» PROBLEM STATEMENT
Write out the records again, exactly, leaving none out.

» DATASET EXCERPTS
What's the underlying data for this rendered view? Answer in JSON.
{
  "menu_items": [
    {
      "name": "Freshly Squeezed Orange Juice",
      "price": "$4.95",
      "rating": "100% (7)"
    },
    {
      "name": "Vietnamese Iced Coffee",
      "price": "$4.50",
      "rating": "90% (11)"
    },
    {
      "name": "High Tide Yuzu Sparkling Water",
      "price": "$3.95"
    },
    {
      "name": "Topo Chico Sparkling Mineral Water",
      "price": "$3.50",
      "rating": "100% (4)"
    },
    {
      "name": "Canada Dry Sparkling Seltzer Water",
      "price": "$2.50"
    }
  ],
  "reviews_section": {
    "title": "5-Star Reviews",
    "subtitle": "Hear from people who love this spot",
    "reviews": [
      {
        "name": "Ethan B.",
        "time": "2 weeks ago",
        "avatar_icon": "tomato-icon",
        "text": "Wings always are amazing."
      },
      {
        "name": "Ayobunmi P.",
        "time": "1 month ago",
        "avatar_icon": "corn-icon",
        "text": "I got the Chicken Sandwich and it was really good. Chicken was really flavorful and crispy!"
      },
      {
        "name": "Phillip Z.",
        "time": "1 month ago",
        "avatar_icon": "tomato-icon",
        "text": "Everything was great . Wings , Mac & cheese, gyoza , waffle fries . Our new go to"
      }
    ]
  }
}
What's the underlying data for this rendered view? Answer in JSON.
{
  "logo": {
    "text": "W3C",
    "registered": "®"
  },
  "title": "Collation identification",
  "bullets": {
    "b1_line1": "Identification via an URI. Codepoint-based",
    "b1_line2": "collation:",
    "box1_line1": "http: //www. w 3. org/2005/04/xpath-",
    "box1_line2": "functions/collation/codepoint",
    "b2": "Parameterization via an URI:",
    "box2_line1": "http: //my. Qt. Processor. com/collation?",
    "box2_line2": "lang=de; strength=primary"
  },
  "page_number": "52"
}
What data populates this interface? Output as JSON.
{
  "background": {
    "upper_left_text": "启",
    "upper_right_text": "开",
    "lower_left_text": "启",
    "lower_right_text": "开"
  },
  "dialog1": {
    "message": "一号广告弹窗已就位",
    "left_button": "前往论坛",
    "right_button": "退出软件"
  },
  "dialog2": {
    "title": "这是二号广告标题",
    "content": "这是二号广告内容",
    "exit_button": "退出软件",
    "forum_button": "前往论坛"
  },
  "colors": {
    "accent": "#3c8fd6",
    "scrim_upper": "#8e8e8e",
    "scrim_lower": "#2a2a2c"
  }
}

» TASK RESULT
What's the underlying data for this rendered view? Answer in JSON.
{
  "menu_items": [
    {
      "name": "Freshly Squeezed Orange Juice",
      "price": "$4.95",
      "rating": "100% (7)"
    },
    {
      "name": "Vietnamese Iced Coffee",
      "price": "$4.50",
      "rating": "90% (11)"
    },
    {
      "name": "High Tide Yuzu Sparkling Water",
      "price": "$3.95"
    },
    {
      "name": "Topo Chico Sparkling Mineral Water",
      "price": "$3.50",
      "rating": "100% (4)"
    },
    {
      "name": "Canada Dry Sparkling Seltzer Water",
      "price": "$2.50"
    }
  ],
  "reviews_section": {
    "title": "5-Star Reviews",
    "subtitle": "Hear from people who love this spot",
    "reviews": [
      {
        "name": "Ethan B.",
        "time": "2 weeks ago",
        "avatar_icon": "tomato-icon",
        "text": "Wings always are amazing."
      },
      {
        "name": "Ayobunmi P.",
        "time": "1 month ago",
        "avatar_icon": "corn-icon",
        "text": "I got the Chicken Sandwich and it was really good. Chicken was really flavorful and crispy!"
      },
      {
        "name": "Phillip Z.",
        "time": "1 month ago",
        "avatar_icon": "tomato-icon",
        "text": "Everything was great . Wings , Mac & cheese, gyoza , waffle fries . Our new go to"
      }
    ]
  }
}
What's the underlying data for this rendered view? Answer in JSON.
{
  "logo": {
    "text": "W3C",
    "registered": "®"
  },
  "title": "Collation identification",
  "bullets": {
    "b1_line1": "Identification via an URI. Codepoint-based",
    "b1_line2": "collation:",
    "box1_line1": "http: //www. w 3. org/2005/04/xpath-",
    "box1_line2": "functions/collation/codepoint",
    "b2": "Parameterization via an URI:",
    "box2_line1": "http: //my. Qt. Processor. com/collation?",
    "box2_line2": "lang=de; strength=primary"
  },
  "page_number": "52"
}
What data populates this interface? Output as JSON.
{
  "background": {
    "upper_left_text": "启",
    "upper_right_text": "开",
    "lower_left_text": "启",
    "lower_right_text": "开"
  },
  "dialog1": {
    "message": "一号广告弹窗已就位",
    "left_button": "前往论坛",
    "right_button": "退出软件"
  },
  "dialog2": {
    "title": "这是二号广告标题",
    "content": "这是二号广告内容",
    "exit_button": "退出软件",
    "forum_button": "前往论坛"
  },
  "colors": {
    "accent": "#3c8fd6",
    "scrim_upper": "#8e8e8e",
    "scrim_lower": "#2a2a2c"
  }
}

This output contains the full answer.